[Instruction A]: Return every line of the rows below that contains the string "heading", matching case exactly.

[Text excerpt]:

Dragsmark Abbey was a Premonstratensian canonry in Båhuslen, formerly Norway, now Bohuslän, Sweden.

Contents

History

The monastery at Dragsmark, also known as "Marieskog" in Norwegian[1], was founded some time before 1260[2], with the support of King Håkon Håkonsson, and was dedicated to the Blessed Virgin Mary.

The abbey was very wealthy in its heyday and ran a prestigious school, but declined during the 15th century, and as early as 1519 was in the control of a lay administrator, the first monastery in Norway to be secularised. With the Reformation the Crown granted it to a tenant in 1532, with a condition that the remaining canons had to be maintained. The buildings fell into disrepair, and in 1610 were used as a quarry for stone for the construction of Båhus Fortress.

Site

Dragsmark Abbey ruins: chapter house

The monastery ruins are on the west of Borkeneset on the fjord between Uddevalla and the sea, north of the island of Orust.

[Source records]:
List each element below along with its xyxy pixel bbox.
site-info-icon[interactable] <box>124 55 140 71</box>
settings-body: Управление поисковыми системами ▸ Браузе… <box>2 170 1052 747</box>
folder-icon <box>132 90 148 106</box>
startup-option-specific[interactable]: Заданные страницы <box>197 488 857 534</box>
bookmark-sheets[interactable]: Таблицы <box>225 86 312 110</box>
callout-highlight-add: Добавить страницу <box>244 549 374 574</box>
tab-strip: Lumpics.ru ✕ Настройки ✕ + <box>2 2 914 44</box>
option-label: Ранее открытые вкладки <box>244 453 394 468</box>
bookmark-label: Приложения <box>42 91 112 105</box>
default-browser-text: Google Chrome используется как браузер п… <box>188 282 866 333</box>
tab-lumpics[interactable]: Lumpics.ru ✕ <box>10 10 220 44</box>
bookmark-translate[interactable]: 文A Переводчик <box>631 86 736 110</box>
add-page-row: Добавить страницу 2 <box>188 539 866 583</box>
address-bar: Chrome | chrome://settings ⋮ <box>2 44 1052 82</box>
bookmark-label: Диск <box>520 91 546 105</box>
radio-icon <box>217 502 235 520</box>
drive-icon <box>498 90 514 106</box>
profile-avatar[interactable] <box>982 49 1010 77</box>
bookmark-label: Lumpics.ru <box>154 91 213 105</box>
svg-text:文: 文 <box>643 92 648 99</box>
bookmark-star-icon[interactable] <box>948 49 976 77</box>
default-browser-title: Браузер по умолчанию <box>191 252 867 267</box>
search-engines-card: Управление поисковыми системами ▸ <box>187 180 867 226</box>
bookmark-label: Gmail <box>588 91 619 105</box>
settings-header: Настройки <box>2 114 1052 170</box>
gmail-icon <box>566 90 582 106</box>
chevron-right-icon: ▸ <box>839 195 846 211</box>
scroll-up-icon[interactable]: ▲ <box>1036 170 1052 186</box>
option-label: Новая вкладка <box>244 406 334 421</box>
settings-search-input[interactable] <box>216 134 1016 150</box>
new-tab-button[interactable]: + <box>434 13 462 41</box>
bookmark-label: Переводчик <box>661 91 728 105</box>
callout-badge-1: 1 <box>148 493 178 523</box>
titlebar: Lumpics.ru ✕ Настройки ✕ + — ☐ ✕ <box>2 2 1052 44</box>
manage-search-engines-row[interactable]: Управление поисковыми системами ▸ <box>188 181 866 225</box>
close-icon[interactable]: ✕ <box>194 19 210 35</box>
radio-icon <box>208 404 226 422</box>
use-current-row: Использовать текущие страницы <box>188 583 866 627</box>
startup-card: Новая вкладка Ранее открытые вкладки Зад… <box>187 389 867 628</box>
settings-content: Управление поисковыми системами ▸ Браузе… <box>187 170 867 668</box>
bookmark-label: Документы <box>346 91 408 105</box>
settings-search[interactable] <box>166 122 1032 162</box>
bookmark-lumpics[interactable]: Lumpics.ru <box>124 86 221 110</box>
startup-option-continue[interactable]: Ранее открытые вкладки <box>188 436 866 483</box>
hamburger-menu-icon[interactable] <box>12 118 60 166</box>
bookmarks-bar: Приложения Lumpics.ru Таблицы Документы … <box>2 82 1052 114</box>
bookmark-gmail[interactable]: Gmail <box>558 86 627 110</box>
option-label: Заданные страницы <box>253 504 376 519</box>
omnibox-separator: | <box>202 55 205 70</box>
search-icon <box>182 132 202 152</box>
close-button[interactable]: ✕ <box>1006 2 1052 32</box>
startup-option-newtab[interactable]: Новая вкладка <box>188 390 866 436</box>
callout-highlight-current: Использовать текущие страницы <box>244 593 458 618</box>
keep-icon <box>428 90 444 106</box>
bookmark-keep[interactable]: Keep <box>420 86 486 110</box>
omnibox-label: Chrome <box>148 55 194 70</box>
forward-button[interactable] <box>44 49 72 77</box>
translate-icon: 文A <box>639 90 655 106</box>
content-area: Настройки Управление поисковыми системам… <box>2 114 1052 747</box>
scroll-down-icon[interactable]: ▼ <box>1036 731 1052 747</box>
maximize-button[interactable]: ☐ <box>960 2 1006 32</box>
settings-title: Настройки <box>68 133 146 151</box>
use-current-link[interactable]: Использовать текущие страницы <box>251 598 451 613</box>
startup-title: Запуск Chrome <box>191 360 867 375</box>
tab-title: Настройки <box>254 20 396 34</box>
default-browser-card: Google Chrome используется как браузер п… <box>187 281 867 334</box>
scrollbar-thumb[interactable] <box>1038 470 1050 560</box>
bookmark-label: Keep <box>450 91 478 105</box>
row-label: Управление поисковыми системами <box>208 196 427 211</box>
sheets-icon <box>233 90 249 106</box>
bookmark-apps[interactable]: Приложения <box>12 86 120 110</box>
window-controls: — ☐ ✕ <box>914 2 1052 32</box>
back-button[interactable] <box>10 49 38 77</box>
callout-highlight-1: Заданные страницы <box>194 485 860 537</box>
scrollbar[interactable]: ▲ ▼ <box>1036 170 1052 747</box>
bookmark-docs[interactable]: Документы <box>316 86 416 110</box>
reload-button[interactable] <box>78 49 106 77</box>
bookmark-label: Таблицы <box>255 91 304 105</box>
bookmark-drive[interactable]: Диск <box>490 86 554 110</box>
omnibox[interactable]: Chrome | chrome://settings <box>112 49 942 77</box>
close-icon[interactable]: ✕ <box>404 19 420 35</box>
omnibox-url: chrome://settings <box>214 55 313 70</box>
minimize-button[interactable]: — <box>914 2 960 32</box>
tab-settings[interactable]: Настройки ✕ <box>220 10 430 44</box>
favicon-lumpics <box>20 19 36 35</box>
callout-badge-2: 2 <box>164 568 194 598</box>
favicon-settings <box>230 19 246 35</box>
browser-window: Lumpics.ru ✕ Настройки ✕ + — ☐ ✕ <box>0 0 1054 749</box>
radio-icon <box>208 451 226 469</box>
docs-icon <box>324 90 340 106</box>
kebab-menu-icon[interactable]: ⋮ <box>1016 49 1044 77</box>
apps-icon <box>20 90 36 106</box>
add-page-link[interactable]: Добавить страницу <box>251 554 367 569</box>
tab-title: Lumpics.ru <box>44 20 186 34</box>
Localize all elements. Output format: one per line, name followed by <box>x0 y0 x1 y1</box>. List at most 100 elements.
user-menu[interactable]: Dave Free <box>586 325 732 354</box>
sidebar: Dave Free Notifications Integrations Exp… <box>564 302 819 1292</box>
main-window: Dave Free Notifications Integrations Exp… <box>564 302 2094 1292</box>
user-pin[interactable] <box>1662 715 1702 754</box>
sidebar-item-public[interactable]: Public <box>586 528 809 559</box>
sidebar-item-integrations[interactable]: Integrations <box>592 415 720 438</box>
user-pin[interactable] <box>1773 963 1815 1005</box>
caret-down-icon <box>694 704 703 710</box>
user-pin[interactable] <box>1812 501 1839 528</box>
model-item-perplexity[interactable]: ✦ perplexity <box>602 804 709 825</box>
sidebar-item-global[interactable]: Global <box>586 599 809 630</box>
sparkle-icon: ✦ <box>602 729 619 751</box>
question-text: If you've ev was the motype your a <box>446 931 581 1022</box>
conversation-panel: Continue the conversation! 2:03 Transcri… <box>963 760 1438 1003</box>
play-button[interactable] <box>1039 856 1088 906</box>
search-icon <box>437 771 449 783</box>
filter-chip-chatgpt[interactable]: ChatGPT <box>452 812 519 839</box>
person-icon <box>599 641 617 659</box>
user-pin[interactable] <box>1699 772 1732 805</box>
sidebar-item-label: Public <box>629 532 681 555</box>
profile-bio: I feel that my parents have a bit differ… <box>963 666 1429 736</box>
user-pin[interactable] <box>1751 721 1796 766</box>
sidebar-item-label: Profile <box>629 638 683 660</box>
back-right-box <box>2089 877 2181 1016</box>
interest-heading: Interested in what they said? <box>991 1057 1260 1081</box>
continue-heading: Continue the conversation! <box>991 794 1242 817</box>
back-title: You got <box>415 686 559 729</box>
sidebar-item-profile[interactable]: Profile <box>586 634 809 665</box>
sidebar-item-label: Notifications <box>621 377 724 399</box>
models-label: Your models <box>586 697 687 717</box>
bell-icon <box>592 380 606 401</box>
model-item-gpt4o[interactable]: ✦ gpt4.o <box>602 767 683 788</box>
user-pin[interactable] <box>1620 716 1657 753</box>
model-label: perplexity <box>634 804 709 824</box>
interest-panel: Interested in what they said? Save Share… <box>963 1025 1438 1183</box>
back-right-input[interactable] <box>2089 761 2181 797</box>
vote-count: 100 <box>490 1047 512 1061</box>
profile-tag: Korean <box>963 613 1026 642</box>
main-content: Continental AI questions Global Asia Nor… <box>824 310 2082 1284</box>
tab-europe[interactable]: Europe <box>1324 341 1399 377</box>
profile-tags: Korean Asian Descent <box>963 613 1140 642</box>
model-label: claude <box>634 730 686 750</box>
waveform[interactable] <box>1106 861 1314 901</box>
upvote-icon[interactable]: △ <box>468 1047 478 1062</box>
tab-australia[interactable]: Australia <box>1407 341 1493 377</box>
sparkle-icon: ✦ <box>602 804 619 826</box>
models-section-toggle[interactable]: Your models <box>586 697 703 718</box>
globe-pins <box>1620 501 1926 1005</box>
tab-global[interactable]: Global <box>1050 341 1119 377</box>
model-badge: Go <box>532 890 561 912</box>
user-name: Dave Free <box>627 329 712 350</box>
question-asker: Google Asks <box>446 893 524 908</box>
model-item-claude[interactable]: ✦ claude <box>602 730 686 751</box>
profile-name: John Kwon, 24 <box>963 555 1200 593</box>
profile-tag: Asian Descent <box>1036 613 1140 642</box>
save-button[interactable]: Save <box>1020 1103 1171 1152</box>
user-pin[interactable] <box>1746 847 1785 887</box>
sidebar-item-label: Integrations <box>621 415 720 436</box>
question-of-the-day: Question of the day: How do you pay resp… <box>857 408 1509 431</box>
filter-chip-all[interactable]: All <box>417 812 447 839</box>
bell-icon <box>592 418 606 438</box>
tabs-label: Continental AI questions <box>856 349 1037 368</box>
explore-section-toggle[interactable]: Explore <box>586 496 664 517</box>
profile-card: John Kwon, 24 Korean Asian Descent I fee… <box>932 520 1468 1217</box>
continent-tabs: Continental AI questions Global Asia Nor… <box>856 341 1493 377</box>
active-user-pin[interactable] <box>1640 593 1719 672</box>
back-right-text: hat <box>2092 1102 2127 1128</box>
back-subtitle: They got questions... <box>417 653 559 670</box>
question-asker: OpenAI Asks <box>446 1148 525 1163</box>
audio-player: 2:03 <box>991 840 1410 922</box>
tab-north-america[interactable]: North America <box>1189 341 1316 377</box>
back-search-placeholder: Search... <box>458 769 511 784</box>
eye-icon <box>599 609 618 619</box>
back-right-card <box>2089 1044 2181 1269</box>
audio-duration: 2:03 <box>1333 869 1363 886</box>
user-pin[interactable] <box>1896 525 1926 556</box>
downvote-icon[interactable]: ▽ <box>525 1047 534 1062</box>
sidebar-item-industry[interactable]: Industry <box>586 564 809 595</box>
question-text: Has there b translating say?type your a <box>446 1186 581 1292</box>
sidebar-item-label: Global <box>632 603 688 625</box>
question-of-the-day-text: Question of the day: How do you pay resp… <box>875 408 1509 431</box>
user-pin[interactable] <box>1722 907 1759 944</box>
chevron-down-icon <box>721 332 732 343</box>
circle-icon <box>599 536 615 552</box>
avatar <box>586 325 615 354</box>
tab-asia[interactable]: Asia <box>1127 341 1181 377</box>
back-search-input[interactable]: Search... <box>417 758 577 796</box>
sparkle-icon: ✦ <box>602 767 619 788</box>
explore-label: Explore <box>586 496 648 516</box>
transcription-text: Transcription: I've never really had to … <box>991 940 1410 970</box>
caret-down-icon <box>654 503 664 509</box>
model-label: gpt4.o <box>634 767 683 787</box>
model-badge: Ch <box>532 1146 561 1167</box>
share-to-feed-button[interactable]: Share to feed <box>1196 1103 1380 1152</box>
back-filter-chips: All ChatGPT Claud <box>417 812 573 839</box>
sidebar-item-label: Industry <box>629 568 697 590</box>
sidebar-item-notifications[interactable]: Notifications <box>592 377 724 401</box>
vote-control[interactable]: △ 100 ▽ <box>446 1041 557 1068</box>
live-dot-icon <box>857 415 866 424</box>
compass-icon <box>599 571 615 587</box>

[Instruction B]: List every year written as a four-digit number in the text on Dragsmark Abbey.

[Correct answer A]:
interest-heading: Interested in what they said? <box>991 1057 1260 1081</box>
continue-heading: Continue the conversation! <box>991 794 1242 817</box>

[Correct answer B]: 1260, 1519, 1532, 1610